*Records to use:*

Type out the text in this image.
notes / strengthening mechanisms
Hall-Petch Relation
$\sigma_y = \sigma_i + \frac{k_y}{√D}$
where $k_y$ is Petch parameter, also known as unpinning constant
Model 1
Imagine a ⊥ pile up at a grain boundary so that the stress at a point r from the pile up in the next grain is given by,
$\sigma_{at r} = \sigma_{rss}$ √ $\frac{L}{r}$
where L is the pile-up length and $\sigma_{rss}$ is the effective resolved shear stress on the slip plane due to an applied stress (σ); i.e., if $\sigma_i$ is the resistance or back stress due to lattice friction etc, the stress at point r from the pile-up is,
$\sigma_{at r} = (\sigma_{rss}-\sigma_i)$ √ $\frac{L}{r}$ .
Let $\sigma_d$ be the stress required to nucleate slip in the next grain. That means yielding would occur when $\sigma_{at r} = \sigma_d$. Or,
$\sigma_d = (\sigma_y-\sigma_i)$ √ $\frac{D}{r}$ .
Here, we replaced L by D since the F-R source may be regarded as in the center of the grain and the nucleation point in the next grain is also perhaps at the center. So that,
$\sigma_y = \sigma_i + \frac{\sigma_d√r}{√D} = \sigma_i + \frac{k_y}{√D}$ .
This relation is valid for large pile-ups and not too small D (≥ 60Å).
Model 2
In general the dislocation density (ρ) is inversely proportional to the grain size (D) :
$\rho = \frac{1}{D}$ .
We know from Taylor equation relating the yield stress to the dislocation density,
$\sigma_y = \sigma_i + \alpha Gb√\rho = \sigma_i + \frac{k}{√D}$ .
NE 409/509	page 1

*Objective:* For each line in the data above that contains the string "density", extract the line.

*Written response:*
In general the dislocation density (ρ) is inversely proportional to the grain size (D) :
We know from Taylor equation relating the yield stress to the dislocation density,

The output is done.